**Record set**
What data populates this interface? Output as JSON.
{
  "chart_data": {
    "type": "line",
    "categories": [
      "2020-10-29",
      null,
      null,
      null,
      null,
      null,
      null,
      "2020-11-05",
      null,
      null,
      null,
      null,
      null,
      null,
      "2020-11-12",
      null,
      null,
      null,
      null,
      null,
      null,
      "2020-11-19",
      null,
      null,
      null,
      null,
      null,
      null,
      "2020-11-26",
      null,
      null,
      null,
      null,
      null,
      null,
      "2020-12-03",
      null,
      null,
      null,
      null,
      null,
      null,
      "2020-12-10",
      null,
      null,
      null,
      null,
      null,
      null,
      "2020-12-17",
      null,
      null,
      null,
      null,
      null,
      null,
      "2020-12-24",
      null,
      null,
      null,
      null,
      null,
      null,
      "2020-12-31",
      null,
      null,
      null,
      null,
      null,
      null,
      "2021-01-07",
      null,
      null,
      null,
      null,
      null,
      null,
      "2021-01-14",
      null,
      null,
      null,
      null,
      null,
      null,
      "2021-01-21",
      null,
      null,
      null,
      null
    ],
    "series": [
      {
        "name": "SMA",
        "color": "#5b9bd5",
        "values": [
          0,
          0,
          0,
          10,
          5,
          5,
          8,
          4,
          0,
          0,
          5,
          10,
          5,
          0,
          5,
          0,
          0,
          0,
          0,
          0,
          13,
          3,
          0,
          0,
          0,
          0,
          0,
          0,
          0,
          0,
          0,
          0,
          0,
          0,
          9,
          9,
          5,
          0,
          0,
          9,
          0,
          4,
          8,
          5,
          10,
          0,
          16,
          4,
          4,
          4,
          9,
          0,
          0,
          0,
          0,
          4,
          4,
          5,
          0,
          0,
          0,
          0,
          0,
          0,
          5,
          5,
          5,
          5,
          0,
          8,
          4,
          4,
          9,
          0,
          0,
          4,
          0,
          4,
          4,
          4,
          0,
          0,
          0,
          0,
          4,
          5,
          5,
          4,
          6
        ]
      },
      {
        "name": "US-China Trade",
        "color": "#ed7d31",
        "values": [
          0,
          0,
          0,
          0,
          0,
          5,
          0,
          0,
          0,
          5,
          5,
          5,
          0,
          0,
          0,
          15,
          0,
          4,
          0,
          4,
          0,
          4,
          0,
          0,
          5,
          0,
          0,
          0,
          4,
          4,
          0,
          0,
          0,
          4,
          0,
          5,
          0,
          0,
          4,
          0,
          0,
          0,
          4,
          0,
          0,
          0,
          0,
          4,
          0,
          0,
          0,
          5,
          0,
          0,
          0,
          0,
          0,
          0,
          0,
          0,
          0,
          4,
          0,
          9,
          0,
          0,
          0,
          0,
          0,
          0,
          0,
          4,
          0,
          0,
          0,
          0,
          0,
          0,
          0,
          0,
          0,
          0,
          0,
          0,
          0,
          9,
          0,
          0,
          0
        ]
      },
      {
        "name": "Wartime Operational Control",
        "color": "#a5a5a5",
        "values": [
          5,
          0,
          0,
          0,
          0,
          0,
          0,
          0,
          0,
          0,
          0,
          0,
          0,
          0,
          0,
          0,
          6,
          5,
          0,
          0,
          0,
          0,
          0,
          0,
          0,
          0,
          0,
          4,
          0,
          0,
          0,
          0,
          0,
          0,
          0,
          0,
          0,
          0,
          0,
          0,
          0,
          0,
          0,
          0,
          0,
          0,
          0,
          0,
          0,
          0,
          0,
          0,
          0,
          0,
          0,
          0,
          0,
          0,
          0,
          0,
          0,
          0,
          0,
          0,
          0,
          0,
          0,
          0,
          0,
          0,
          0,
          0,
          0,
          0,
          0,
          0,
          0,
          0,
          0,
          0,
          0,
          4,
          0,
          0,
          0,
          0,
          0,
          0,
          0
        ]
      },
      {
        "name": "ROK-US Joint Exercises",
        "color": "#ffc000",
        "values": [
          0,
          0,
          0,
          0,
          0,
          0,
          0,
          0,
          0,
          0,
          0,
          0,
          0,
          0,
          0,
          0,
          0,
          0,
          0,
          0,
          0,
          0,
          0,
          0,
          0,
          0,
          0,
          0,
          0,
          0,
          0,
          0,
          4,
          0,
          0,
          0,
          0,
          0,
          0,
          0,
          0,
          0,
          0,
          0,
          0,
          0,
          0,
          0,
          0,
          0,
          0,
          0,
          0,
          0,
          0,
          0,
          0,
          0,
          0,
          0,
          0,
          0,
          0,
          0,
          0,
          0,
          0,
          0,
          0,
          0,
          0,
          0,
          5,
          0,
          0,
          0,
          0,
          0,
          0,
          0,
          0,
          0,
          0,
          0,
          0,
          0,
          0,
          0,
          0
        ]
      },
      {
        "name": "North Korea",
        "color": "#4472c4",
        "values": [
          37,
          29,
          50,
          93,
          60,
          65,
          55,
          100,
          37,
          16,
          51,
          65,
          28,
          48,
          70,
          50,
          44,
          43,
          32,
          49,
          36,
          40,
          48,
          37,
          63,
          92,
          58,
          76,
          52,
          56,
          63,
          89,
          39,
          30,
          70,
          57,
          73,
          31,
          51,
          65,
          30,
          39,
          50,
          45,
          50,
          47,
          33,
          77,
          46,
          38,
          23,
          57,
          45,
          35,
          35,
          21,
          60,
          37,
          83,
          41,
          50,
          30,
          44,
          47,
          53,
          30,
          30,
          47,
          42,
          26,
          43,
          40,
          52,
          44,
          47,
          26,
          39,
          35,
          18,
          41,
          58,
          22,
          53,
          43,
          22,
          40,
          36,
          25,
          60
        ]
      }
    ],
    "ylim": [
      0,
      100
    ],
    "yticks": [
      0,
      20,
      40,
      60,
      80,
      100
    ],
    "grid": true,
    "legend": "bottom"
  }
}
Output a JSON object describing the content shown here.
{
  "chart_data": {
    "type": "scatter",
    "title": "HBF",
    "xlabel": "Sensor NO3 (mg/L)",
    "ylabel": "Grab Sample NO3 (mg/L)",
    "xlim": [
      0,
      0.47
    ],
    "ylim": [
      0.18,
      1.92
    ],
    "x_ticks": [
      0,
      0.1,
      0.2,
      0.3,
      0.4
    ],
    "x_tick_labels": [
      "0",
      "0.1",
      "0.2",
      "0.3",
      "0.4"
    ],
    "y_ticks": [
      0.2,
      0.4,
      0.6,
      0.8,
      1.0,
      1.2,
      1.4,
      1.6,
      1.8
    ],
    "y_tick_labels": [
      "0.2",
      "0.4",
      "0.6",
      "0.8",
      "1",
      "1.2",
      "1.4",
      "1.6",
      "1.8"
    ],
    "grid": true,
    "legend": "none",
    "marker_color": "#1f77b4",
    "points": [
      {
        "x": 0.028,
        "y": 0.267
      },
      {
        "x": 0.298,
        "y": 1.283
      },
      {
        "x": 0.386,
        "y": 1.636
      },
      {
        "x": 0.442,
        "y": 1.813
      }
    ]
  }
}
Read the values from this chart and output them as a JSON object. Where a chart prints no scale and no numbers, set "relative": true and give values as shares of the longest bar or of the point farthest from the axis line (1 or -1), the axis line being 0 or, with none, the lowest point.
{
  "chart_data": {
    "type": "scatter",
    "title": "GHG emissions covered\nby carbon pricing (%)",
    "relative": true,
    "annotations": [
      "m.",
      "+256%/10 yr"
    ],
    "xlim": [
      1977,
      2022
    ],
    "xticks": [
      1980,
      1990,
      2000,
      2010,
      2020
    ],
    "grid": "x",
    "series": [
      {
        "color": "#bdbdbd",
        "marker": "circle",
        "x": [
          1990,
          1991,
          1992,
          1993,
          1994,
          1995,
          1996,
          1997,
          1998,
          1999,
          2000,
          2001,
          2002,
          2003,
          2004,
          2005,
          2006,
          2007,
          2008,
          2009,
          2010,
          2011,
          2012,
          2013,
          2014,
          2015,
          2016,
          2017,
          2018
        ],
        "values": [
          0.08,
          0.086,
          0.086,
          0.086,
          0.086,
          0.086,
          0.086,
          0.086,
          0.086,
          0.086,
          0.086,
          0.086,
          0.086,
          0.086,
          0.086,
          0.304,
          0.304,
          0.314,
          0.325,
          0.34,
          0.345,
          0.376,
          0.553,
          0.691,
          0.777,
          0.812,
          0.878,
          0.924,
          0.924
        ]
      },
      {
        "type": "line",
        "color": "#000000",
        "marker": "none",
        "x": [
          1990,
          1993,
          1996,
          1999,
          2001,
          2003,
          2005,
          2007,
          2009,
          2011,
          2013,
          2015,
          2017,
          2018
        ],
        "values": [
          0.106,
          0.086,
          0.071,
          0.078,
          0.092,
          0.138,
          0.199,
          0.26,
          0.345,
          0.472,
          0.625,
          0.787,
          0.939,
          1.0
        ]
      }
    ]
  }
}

**Your goal**
Answer with one number: how many lines of the entries above include the word "title".

**The response**
2